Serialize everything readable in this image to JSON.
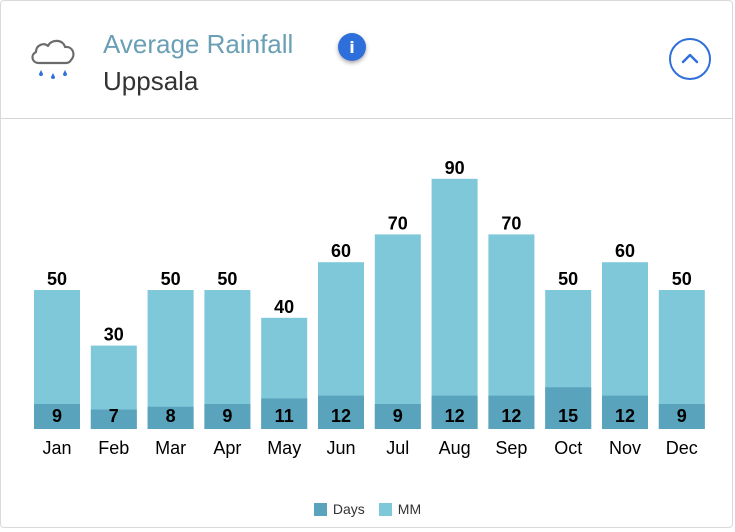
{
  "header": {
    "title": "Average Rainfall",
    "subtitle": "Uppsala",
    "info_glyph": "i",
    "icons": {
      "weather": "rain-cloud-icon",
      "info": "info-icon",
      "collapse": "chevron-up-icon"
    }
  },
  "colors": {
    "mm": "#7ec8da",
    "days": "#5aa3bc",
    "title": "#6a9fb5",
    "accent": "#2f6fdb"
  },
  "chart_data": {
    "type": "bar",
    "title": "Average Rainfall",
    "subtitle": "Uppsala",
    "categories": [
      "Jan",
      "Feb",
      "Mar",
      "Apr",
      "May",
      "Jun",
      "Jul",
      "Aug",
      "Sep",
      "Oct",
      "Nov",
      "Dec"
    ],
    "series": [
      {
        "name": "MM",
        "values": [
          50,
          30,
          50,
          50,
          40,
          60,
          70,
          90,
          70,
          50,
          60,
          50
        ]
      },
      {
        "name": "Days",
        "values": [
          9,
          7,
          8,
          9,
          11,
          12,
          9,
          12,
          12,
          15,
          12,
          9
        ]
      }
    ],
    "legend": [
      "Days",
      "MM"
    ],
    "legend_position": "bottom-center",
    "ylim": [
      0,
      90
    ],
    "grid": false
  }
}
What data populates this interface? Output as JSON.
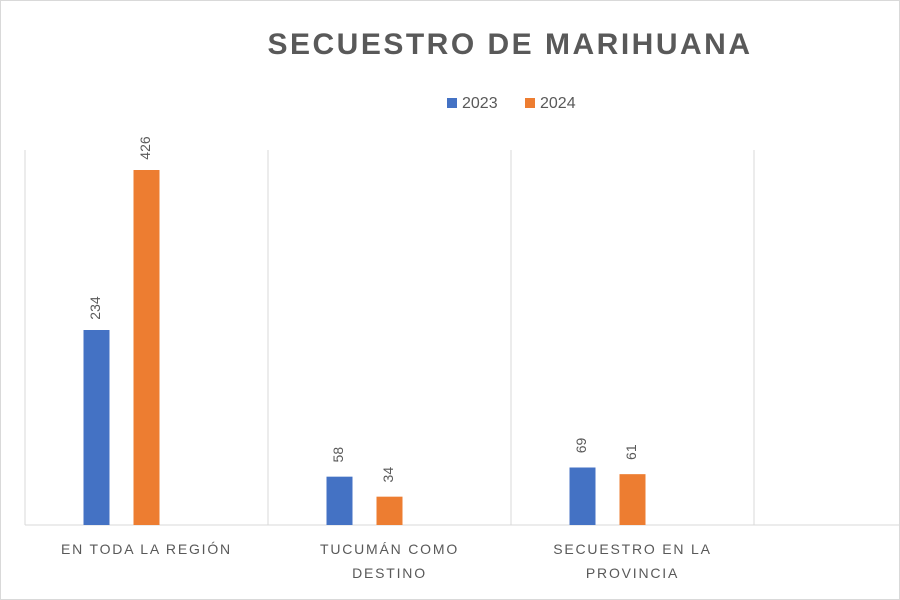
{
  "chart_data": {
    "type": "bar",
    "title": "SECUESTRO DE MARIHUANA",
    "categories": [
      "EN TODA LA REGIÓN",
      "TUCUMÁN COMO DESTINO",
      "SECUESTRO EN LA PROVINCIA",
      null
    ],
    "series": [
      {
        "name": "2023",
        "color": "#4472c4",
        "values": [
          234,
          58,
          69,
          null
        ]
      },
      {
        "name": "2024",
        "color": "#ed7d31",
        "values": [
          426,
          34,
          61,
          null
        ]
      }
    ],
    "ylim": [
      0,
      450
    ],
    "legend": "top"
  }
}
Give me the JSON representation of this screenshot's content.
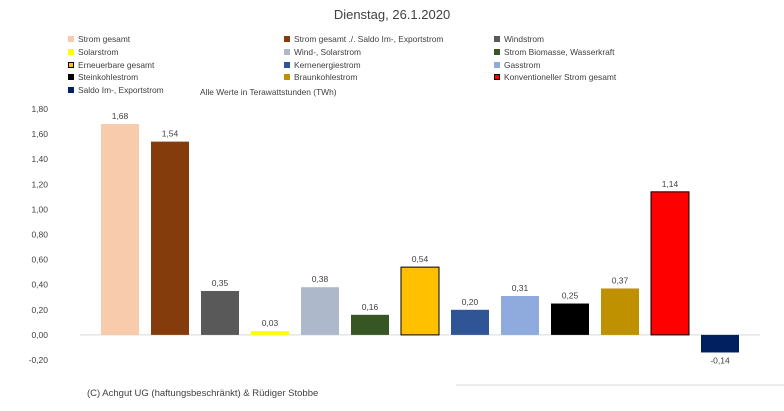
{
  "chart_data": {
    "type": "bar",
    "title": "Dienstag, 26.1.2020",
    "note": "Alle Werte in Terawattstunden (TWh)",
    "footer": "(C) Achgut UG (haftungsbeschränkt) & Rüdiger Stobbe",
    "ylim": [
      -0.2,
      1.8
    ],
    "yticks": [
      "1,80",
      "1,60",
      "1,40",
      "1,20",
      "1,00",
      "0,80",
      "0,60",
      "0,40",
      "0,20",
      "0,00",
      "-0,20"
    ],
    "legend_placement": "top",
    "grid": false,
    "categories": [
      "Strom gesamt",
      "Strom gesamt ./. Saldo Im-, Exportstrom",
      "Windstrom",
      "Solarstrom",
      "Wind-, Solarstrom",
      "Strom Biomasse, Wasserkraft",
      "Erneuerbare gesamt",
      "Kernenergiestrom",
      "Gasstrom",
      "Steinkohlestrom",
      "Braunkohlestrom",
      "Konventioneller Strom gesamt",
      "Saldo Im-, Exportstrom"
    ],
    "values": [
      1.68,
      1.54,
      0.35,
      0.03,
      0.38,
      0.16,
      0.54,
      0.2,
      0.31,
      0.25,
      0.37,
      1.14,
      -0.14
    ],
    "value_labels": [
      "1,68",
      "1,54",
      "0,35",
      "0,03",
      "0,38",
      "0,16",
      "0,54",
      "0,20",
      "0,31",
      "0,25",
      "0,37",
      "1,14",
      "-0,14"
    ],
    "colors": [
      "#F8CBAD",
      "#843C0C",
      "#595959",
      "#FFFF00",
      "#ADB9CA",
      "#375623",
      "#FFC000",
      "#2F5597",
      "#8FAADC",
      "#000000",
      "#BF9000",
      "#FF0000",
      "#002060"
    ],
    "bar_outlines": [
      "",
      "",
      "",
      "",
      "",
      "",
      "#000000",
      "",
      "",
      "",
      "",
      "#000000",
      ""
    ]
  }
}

..............................

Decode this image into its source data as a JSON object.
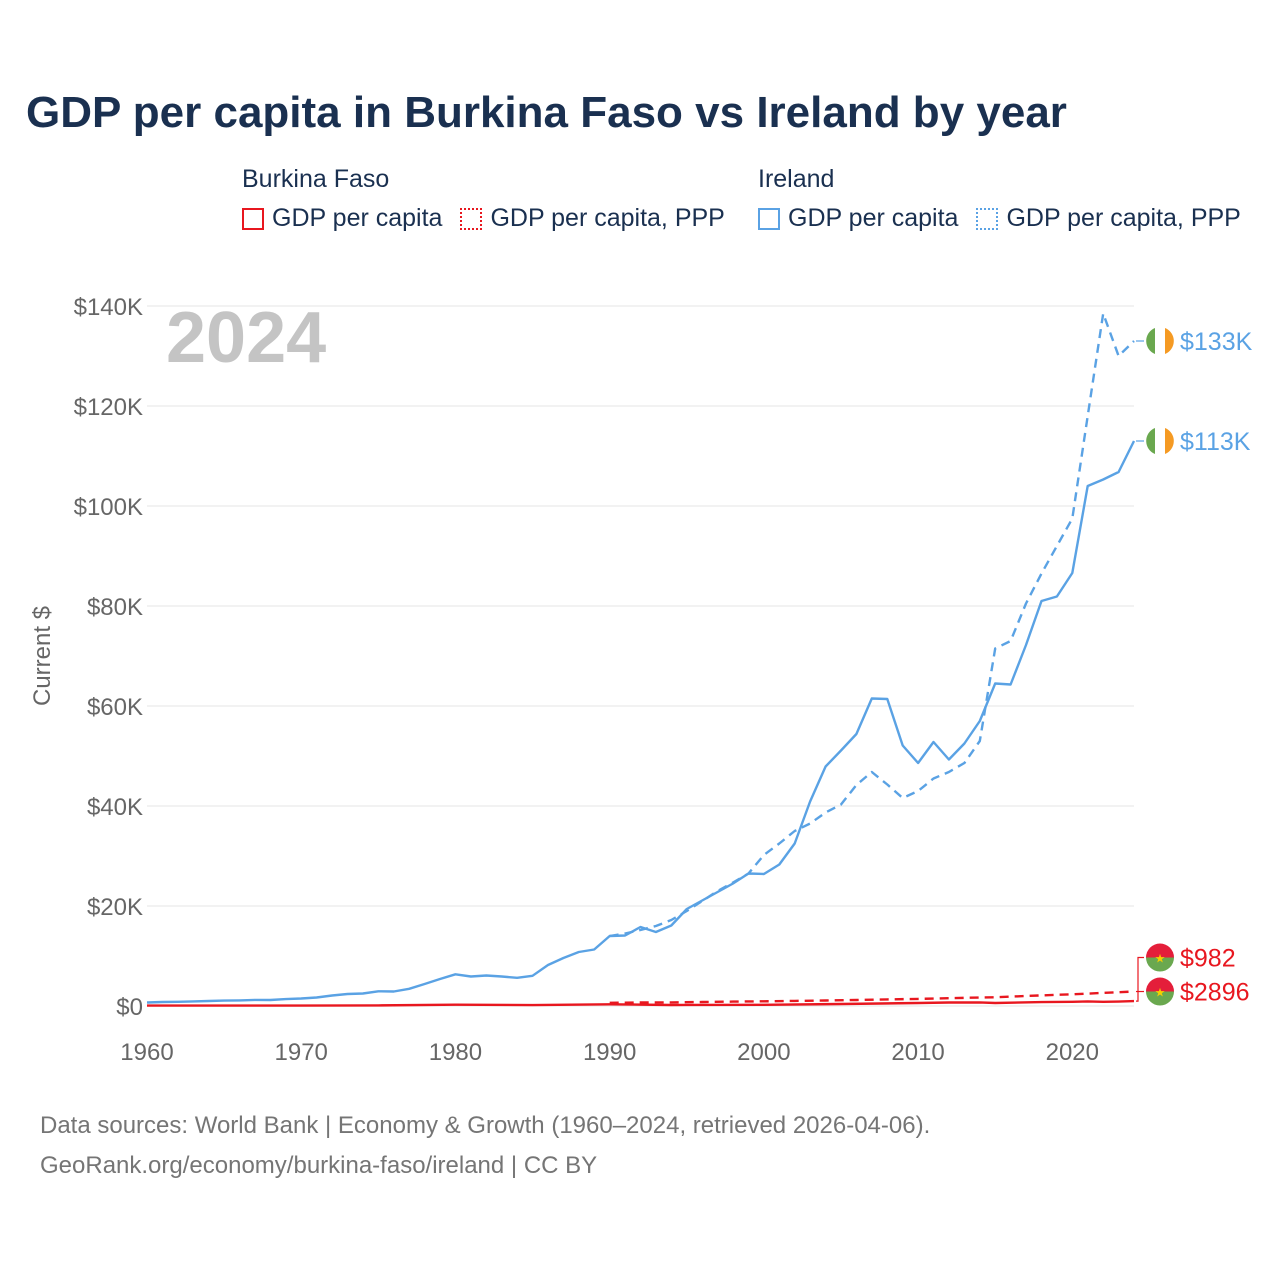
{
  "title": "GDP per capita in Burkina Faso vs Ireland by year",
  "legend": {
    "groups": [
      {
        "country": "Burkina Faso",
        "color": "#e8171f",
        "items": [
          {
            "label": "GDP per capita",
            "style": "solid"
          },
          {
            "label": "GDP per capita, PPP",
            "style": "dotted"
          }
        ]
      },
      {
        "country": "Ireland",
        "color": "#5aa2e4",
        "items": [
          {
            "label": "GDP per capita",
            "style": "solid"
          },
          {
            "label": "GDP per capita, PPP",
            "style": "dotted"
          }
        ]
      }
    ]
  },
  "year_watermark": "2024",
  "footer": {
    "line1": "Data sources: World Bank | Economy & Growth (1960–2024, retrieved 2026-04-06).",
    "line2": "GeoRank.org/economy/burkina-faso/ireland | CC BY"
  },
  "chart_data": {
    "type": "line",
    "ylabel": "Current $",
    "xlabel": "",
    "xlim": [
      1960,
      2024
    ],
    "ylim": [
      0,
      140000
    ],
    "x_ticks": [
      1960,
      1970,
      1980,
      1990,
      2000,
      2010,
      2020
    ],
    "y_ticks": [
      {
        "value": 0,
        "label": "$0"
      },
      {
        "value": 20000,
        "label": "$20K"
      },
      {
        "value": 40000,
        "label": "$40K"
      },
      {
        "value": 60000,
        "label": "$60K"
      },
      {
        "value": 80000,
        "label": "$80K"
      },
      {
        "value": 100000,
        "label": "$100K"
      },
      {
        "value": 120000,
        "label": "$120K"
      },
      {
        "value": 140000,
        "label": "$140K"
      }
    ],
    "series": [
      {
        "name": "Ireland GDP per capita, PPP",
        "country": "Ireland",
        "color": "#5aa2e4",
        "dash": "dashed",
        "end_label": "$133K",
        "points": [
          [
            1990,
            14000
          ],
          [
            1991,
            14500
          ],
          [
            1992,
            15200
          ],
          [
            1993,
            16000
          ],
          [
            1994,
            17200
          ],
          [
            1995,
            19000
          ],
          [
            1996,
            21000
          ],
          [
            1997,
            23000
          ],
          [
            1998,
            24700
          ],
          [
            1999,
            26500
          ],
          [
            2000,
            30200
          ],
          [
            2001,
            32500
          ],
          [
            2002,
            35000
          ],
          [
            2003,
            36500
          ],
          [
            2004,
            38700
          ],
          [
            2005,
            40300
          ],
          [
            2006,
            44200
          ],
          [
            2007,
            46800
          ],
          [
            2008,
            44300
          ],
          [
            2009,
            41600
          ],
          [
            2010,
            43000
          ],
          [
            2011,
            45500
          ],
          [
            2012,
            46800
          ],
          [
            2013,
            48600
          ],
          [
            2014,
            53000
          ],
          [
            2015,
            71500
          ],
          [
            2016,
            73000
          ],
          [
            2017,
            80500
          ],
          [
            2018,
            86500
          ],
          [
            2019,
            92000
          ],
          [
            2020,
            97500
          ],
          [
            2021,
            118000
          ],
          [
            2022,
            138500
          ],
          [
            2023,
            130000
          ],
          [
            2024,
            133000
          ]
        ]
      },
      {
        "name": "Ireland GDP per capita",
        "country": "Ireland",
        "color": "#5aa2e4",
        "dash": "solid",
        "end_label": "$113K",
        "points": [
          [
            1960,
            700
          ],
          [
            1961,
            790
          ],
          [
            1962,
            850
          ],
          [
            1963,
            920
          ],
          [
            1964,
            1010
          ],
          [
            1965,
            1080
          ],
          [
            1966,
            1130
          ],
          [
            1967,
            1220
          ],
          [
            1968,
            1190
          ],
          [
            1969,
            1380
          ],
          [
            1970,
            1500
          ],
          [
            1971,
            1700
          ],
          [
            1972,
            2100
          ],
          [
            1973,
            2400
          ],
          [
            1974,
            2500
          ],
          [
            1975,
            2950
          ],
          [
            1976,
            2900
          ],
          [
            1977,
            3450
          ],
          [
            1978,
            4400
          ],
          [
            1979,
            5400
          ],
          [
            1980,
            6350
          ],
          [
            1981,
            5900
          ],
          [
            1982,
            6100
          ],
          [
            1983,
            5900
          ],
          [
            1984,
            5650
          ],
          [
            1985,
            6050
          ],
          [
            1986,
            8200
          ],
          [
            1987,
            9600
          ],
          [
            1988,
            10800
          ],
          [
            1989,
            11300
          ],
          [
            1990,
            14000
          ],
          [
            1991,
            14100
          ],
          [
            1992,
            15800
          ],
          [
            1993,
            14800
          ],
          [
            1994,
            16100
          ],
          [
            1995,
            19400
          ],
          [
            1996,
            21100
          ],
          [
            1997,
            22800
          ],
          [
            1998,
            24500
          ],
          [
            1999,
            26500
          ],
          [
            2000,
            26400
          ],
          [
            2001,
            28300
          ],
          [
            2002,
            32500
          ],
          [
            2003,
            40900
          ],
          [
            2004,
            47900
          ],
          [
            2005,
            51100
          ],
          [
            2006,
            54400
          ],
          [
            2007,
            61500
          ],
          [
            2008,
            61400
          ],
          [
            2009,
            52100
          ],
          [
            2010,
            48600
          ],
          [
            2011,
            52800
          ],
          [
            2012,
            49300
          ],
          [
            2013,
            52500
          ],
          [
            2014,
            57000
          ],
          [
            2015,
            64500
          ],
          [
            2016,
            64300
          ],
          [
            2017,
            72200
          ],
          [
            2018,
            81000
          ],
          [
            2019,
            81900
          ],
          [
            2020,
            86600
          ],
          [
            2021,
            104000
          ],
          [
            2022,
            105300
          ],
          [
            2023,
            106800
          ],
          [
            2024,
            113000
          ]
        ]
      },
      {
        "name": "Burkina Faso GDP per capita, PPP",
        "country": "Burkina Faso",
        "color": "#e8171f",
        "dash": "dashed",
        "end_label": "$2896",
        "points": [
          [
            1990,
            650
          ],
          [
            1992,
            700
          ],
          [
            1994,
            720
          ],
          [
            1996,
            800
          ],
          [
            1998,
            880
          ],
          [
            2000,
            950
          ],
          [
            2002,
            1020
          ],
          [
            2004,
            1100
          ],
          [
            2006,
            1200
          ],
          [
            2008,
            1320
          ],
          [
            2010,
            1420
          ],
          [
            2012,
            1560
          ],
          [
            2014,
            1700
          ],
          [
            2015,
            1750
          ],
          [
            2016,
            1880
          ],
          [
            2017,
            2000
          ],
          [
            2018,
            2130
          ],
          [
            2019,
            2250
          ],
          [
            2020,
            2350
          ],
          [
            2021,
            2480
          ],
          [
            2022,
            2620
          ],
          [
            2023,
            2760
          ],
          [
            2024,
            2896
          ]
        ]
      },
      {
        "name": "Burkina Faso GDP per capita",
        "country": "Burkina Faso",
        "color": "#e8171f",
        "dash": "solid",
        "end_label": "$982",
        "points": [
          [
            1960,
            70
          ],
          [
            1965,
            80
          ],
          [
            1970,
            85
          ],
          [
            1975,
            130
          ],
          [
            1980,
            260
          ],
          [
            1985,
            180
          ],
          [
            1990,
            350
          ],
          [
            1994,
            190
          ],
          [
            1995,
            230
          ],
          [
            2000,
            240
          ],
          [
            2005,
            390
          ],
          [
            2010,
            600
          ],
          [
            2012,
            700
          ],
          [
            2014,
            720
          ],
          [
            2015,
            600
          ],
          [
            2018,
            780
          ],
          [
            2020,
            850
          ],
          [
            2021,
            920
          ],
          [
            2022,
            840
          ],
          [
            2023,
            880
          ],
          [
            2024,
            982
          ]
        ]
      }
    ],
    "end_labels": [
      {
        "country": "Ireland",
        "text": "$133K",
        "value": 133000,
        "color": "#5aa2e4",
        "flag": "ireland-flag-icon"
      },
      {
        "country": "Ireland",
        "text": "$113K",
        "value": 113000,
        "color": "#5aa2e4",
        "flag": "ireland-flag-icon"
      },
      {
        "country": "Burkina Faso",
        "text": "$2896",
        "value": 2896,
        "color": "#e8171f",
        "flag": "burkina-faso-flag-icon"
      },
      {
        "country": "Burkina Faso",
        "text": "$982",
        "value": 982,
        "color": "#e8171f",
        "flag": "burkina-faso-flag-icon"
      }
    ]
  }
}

..............................

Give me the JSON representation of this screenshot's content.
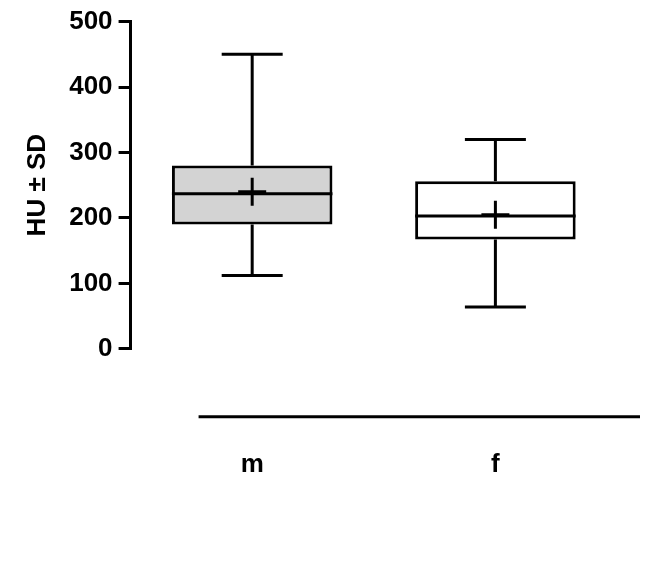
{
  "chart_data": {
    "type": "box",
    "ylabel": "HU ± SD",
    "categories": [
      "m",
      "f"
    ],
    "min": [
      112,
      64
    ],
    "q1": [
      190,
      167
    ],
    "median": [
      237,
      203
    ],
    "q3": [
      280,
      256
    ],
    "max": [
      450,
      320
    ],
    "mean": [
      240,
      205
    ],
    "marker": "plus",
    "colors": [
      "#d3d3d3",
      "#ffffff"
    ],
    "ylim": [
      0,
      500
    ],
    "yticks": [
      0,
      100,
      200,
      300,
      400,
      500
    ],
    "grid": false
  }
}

..............................

* Set problem:
What is the number of lines in this listing that contain the word "text"? Answer with that number and nothing else.

* Result of the exercise:
4